YOUR TASK: Reproduce the article on Wisconsin health care costs from "Published in Health" up to and including "it; Republicans don’t.", substituting "county fairs" for "polka festivals".

TEXT FOR ANALYSIS:
^^^^^^^^^^^^^^^^
Angela Hart, KFF Health News on

Published in Health & Fitness

BIRNAMWOOD, Wis. — The land of fried cheese curds and the Green Bay Packers is among a half-dozen battleground states that could determine the outcome of the expected November rematch between President Joe Biden and former President Donald Trump — a contest in which the cost and availability of health care are emerging as defining issues.

At church picnics and summertime polka festivals that draw voters of all political stripes, Wisconsinites said they’re struggling to pay for even the most basic health care, from common blood tests to insulin prescriptions. A proposal by Wisconsin’s Democratic governor to expand the state’s Medicaid program to thousands of low-income residents has become a partisan lightning rod in the affordability debate: Democrats want it; Republicans don’t.
^^^^^^^^^^^^^^^^
DATASET ENTRIES:
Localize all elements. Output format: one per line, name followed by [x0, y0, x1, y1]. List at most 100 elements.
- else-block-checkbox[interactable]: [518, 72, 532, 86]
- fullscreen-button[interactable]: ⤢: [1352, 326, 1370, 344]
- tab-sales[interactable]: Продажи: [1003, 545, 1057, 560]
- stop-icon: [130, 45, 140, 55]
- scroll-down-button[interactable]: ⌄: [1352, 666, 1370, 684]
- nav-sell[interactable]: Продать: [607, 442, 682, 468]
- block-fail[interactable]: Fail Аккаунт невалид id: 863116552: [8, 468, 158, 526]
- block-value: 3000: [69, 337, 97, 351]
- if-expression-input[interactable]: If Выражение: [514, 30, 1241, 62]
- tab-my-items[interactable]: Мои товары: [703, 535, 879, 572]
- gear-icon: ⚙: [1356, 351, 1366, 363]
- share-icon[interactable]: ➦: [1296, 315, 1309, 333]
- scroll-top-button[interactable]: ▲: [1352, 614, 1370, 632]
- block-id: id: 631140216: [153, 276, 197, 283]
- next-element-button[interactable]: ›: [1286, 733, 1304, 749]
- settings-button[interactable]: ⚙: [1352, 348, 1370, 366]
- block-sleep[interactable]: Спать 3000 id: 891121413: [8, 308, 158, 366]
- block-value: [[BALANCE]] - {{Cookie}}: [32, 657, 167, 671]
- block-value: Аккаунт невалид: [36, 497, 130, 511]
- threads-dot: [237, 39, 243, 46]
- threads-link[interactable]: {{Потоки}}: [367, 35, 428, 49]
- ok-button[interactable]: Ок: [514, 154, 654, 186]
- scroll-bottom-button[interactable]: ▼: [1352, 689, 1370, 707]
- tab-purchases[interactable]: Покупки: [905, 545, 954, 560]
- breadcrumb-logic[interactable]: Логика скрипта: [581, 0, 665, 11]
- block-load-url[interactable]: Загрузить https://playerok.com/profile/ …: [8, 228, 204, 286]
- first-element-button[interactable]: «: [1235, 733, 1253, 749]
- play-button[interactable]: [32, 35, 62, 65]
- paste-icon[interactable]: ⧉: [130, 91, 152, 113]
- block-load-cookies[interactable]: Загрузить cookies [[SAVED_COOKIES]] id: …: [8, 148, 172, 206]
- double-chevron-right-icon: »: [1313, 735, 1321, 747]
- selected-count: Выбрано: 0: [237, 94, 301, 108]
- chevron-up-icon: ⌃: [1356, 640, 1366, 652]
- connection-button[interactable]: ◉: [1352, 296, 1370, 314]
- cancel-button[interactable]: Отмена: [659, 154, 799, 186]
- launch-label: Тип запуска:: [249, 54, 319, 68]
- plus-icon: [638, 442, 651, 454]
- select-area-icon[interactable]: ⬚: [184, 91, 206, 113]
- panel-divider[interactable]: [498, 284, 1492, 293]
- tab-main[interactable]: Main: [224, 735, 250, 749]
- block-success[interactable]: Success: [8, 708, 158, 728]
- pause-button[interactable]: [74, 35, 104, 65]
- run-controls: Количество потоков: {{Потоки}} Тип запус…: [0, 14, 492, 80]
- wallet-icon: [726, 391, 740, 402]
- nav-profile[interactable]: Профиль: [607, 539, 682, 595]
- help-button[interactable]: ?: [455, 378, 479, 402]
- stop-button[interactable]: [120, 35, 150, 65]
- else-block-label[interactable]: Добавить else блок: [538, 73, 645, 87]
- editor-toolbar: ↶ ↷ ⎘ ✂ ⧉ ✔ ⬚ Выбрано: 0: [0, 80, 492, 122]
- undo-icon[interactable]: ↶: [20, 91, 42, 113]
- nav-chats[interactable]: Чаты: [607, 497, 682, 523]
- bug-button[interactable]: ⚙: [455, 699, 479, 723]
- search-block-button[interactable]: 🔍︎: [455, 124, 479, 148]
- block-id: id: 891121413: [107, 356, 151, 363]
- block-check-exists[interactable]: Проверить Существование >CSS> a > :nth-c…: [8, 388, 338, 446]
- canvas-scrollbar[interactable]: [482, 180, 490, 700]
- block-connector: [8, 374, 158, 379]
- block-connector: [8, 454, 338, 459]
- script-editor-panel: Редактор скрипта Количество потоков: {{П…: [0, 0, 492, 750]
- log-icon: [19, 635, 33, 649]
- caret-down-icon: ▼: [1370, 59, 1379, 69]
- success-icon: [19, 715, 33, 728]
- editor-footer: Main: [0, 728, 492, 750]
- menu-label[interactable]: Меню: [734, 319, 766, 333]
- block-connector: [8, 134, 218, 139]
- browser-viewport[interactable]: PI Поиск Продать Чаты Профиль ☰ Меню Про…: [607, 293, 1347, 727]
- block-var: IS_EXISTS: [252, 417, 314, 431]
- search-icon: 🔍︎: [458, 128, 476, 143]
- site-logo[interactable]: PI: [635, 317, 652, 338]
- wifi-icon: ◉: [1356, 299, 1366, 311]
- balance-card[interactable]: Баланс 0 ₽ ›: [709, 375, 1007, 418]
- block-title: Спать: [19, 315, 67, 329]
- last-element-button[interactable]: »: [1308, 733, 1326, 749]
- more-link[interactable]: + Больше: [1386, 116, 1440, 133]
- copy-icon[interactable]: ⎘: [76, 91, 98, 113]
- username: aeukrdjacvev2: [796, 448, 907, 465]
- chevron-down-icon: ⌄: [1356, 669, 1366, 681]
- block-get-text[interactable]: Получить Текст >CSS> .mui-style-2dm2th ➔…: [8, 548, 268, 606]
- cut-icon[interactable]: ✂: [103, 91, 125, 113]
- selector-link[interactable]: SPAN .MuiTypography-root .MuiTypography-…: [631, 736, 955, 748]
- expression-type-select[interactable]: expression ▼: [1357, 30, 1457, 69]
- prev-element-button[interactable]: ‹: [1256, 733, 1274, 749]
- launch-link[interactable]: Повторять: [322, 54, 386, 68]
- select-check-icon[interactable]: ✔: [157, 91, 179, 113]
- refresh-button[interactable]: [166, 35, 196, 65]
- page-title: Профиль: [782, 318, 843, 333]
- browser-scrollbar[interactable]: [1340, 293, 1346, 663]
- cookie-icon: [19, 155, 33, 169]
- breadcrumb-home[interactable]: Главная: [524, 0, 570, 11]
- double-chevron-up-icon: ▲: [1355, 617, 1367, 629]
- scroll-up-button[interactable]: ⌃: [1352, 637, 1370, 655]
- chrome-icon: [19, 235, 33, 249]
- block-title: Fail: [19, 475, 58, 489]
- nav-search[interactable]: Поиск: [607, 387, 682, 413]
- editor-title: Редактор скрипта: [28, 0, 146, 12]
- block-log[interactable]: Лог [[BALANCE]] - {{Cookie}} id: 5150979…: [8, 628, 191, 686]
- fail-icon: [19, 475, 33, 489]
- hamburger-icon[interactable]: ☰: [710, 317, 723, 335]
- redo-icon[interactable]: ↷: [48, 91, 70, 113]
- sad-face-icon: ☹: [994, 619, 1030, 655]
^^^^^^^^^^^^^^^^
COMPLETED TASK:
Published in Health & Fitness

BIRNAMWOOD, Wis. — The land of fried cheese curds and the Green Bay Packers is among a half-dozen battleground states that could determine the outcome of the expected November rematch between President Joe Biden and former President Donald Trump — a contest in which the cost and availability of health care are emerging as defining issues.

At church picnics and summertime county fairs that draw voters of all political stripes, Wisconsinites said they’re struggling to pay for even the most basic health care, from common blood tests to insulin prescriptions. A proposal by Wisconsin’s Democratic governor to expand the state’s Medicaid program to thousands of low-income residents has become a partisan lightning rod in the affordability debate: Democrats want it; Republicans don’t.